— REQUIRED TASK —
Each entry below must be repeated word for word.

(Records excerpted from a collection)
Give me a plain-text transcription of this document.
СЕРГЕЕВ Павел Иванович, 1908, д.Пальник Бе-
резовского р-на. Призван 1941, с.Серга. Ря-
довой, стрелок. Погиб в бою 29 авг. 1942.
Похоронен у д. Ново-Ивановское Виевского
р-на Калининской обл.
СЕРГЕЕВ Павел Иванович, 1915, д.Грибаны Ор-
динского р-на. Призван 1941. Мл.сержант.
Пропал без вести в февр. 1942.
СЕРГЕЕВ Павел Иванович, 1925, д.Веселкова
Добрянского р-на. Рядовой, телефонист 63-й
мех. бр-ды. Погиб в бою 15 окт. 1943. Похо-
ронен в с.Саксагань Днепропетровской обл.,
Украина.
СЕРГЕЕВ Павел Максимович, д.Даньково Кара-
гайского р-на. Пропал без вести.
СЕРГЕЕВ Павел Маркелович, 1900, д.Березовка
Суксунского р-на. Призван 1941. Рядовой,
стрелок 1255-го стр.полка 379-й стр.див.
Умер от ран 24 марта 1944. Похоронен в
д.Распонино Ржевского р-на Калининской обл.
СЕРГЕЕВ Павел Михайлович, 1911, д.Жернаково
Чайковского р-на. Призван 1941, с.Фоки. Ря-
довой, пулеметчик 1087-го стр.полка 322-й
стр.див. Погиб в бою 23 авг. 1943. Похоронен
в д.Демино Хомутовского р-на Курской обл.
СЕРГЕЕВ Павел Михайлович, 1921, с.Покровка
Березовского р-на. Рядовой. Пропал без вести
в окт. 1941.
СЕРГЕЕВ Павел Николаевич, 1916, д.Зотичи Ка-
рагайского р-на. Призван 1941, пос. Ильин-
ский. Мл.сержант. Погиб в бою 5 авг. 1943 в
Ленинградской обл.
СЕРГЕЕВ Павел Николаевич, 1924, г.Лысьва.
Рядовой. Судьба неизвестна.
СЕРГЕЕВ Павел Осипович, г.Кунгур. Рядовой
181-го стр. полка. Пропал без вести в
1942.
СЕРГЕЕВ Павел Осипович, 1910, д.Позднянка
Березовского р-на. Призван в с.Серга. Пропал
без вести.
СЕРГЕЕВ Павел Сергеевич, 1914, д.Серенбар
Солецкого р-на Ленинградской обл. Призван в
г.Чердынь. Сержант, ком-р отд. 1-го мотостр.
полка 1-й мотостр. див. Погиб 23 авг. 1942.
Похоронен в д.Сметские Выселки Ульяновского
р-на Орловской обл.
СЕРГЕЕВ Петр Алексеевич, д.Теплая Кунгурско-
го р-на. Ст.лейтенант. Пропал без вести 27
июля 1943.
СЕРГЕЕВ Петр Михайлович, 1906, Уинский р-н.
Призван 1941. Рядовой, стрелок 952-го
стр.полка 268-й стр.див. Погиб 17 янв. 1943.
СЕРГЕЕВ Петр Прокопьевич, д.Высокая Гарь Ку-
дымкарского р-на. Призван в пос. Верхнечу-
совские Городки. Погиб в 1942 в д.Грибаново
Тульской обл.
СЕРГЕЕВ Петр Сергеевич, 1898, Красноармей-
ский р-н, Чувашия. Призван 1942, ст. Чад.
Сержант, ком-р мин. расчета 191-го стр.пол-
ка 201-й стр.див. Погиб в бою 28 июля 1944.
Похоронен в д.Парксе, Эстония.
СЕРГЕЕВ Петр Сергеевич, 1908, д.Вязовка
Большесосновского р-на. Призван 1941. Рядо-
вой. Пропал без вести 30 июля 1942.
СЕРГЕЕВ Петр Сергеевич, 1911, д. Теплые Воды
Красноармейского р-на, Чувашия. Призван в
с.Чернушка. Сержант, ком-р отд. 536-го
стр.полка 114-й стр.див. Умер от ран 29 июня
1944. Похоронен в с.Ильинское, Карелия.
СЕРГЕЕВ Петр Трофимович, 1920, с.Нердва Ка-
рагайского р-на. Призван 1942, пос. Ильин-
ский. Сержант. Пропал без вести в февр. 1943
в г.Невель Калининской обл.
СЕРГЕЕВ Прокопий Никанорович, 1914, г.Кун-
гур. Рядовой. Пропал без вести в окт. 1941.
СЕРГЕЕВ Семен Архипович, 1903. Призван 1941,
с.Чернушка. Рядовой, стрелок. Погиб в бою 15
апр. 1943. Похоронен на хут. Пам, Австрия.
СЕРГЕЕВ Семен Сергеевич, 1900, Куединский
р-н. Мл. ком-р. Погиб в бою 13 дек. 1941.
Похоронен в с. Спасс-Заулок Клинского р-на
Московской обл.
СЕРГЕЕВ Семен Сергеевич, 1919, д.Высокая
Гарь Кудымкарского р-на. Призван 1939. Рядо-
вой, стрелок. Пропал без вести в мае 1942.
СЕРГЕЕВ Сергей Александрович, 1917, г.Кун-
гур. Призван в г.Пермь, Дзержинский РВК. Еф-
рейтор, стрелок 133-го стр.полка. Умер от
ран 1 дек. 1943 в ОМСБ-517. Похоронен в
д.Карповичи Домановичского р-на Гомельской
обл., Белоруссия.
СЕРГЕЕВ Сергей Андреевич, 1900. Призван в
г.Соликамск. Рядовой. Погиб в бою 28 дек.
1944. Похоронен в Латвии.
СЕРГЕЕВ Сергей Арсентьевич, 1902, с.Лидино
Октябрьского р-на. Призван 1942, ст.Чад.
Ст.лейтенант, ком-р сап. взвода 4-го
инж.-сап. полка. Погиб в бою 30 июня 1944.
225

— SOLUTION TO THIS PROBLEM —
Give me a plain-text transcription of this document.
СЕРГЕЕВ Павел Иванович, 1908, д.Пальник Бе-
резовского р-на. Призван 1941, с.Серга. Ря-
довой, стрелок. Погиб в бою 29 авг. 1942.
Похоронен у д. Ново-Ивановское Виевского
р-на Калининской обл.
СЕРГЕЕВ Павел Иванович, 1915, д.Грибаны Ор-
динского р-на. Призван 1941. Мл.сержант.
Пропал без вести в февр. 1942.
СЕРГЕЕВ Павел Иванович, 1925, д.Веселкова
Добрянского р-на. Рядовой, телефонист 63-й
мех. бр-ды. Погиб в бою 15 окт. 1943. Похо-
ронен в с.Саксагань Днепропетровской обл.,
Украина.
СЕРГЕЕВ Павел Максимович, д.Даньково Кара-
гайского р-на. Пропал без вести.
СЕРГЕЕВ Павел Маркелович, 1900, д.Березовка
Суксунского р-на. Призван 1941. Рядовой,
стрелок 1255-го стр.полка 379-й стр.див.
Умер от ран 24 марта 1944. Похоронен в
д.Распонино Ржевского р-на Калининской обл.
СЕРГЕЕВ Павел Михайлович, 1911, д.Жернаково
Чайковского р-на. Призван 1941, с.Фоки. Ря-
довой, пулеметчик 1087-го стр.полка 322-й
стр.див. Погиб в бою 23 авг. 1943. Похоронен
в д.Демино Хомутовского р-на Курской обл.
СЕРГЕЕВ Павел Михайлович, 1921, с.Покровка
Березовского р-на. Рядовой. Пропал без вести
в окт. 1941.
СЕРГЕЕВ Павел Николаевич, 1916, д.Зотичи Ка-
рагайского р-на. Призван 1941, пос. Ильин-
ский. Мл.сержант. Погиб в бою 5 авг. 1943 в
Ленинградской обл.
СЕРГЕЕВ Павел Николаевич, 1924, г.Лысьва.
Рядовой. Судьба неизвестна.
СЕРГЕЕВ Павел Осипович, г.Кунгур. Рядовой
181-го стр. полка. Пропал без вести в
1942.
СЕРГЕЕВ Павел Осипович, 1910, д.Позднянка
Березовского р-на. Призван в с.Серга. Пропал
без вести.
СЕРГЕЕВ Павел Сергеевич, 1914, д.Серенбар
Солецкого р-на Ленинградской обл. Призван в
г.Чердынь. Сержант, ком-р отд. 1-го мотостр.
полка 1-й мотостр. див. Погиб 23 авг. 1942.
Похоронен в д.Сметские Выселки Ульяновского
р-на Орловской обл.
СЕРГЕЕВ Петр Алексеевич, д.Теплая Кунгурско-
го р-на. Ст.лейтенант. Пропал без вести 27
июля 1943.
СЕРГЕЕВ Петр Михайлович, 1906, Уинский р-н.
Призван 1941. Рядовой, стрелок 952-го
стр.полка 268-й стр.див. Погиб 17 янв. 1943.
СЕРГЕЕВ Петр Прокопьевич, д.Высокая Гарь Ку-
дымкарского р-на. Призван в пос. Верхнечу-
совские Городки. Погиб в 1942 в д.Грибаново
Тульской обл.
СЕРГЕЕВ Петр Сергеевич, 1898, Красноармей-
ский р-н, Чувашия. Призван 1942, ст. Чад.
Сержант, ком-р мин. расчета 191-го стр.пол-
ка 201-й стр.див. Погиб в бою 28 июля 1944.
Похоронен в д.Парксе, Эстония.
СЕРГЕЕВ Петр Сергеевич, 1908, д.Вязовка
Большесосновского р-на. Призван 1941. Рядо-
вой. Пропал без вести 30 июля 1942.
СЕРГЕЕВ Петр Сергеевич, 1911, д. Теплые Воды
Красноармейского р-на, Чувашия. Призван в
с.Чернушка. Сержант, ком-р отд. 536-го
стр.полка 114-й стр.див. Умер от ран 29 июня
1944. Похоронен в с.Ильинское, Карелия.
СЕРГЕЕВ Петр Трофимович, 1920, с.Нердва Ка-
рагайского р-на. Призван 1942, пос. Ильин-
ский. Сержант. Пропал без вести в февр. 1943
в г.Невель Калининской обл.
СЕРГЕЕВ Прокопий Никанорович, 1914, г.Кун-
гур. Рядовой. Пропал без вести в окт. 1941.
СЕРГЕЕВ Семен Архипович, 1903. Призван 1941,
с.Чернушка. Рядовой, стрелок. Погиб в бою 15
апр. 1943. Похоронен на хут. Пам, Австрия.
СЕРГЕЕВ Семен Сергеевич, 1900, Куединский
р-н. Мл. ком-р. Погиб в бою 13 дек. 1941.
Похоронен в с. Спасс-Заулок Клинского р-на
Московской обл.
СЕРГЕЕВ Семен Сергеевич, 1919, д.Высокая
Гарь Кудымкарского р-на. Призван 1939. Рядо-
вой, стрелок. Пропал без вести в мае 1942.
СЕРГЕЕВ Сергей Александрович, 1917, г.Кун-
гур. Призван в г.Пермь, Дзержинский РВК. Еф-
рейтор, стрелок 133-го стр.полка. Умер от
ран 1 дек. 1943 в ОМСБ-517. Похоронен в
д.Карповичи Домановичского р-на Гомельской
обл., Белоруссия.
СЕРГЕЕВ Сергей Андреевич, 1900. Призван в
г.Соликамск. Рядовой. Погиб в бою 28 дек.
1944. Похоронен в Латвии.
СЕРГЕЕВ Сергей Арсентьевич, 1902, с.Лидино
Октябрьского р-на. Призван 1942, ст.Чад.
Ст.лейтенант, ком-р сап. взвода 4-го
инж.-сап. полка. Погиб в бою 30 июня 1944.
225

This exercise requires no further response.